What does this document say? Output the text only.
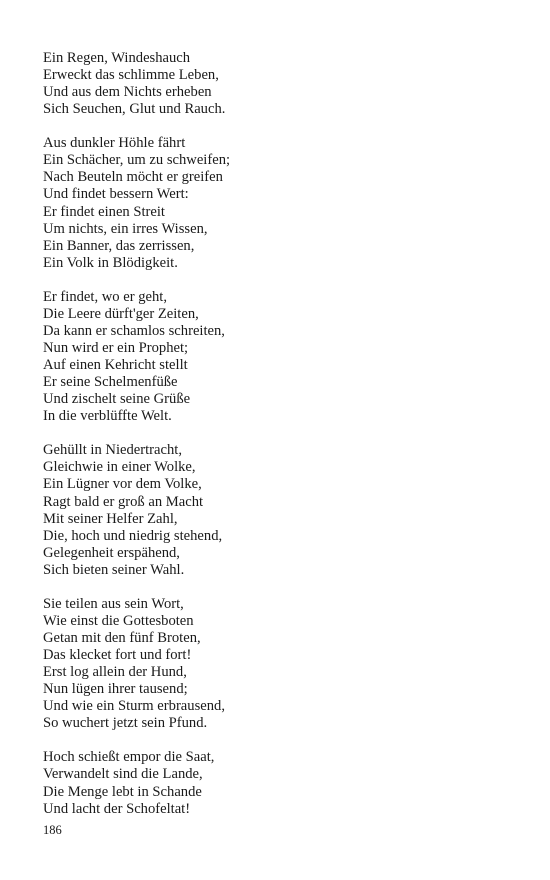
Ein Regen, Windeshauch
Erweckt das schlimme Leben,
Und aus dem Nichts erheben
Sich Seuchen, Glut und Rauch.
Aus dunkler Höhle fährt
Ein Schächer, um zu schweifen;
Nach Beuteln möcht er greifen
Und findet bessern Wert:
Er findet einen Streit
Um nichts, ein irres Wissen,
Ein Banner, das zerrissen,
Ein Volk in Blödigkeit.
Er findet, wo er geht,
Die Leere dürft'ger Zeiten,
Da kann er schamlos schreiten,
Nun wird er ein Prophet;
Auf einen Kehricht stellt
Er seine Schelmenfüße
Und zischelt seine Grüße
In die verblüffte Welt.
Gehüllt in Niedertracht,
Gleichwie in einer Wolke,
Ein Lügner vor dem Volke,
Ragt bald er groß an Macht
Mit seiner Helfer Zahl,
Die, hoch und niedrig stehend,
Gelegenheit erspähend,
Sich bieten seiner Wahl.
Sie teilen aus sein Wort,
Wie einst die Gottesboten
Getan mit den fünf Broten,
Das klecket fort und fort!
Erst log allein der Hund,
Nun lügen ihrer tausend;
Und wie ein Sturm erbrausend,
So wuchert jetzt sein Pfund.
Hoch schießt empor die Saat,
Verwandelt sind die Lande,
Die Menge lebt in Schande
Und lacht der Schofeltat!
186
###
Skip the images and write out the rest of the listing exactly.

# Reply to the exercise
What does this document say? Output the text only.
Ein Regen, Windeshauch
Erweckt das schlimme Leben,
Und aus dem Nichts erheben
Sich Seuchen, Glut und Rauch.
Aus dunkler Höhle fährt
Ein Schächer, um zu schweifen;
Nach Beuteln möcht er greifen
Und findet bessern Wert:
Er findet einen Streit
Um nichts, ein irres Wissen,
Ein Banner, das zerrissen,
Ein Volk in Blödigkeit.
Er findet, wo er geht,
Die Leere dürft'ger Zeiten,
Da kann er schamlos schreiten,
Nun wird er ein Prophet;
Auf einen Kehricht stellt
Er seine Schelmenfüße
Und zischelt seine Grüße
In die verblüffte Welt.
Gehüllt in Niedertracht,
Gleichwie in einer Wolke,
Ein Lügner vor dem Volke,
Ragt bald er groß an Macht
Mit seiner Helfer Zahl,
Die, hoch und niedrig stehend,
Gelegenheit erspähend,
Sich bieten seiner Wahl.
Sie teilen aus sein Wort,
Wie einst die Gottesboten
Getan mit den fünf Broten,
Das klecket fort und fort!
Erst log allein der Hund,
Nun lügen ihrer tausend;
Und wie ein Sturm erbrausend,
So wuchert jetzt sein Pfund.
Hoch schießt empor die Saat,
Verwandelt sind die Lande,
Die Menge lebt in Schande
Und lacht der Schofeltat!
186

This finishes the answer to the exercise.